(Records about charts and figures)
════════════════════
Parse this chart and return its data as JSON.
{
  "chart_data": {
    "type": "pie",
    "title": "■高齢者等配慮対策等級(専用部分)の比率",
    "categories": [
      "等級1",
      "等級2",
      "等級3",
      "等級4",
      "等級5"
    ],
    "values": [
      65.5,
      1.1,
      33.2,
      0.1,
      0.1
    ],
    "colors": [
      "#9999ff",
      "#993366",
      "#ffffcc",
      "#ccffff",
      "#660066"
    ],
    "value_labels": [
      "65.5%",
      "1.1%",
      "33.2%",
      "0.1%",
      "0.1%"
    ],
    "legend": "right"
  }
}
════════════════════
Required work. Would you write down every record again, exactly?

Completed task.
Parse this chart and return its data as JSON.
{
  "chart_data": {
    "type": "pie",
    "title": "■高齢者等配慮対策等級(専用部分)の比率",
    "categories": [
      "等級1",
      "等級2",
      "等級3",
      "等級4",
      "等級5"
    ],
    "values": [
      65.5,
      1.1,
      33.2,
      0.1,
      0.1
    ],
    "colors": [
      "#9999ff",
      "#993366",
      "#ffffcc",
      "#ccffff",
      "#660066"
    ],
    "value_labels": [
      "65.5%",
      "1.1%",
      "33.2%",
      "0.1%",
      "0.1%"
    ],
    "legend": "right"
  }
}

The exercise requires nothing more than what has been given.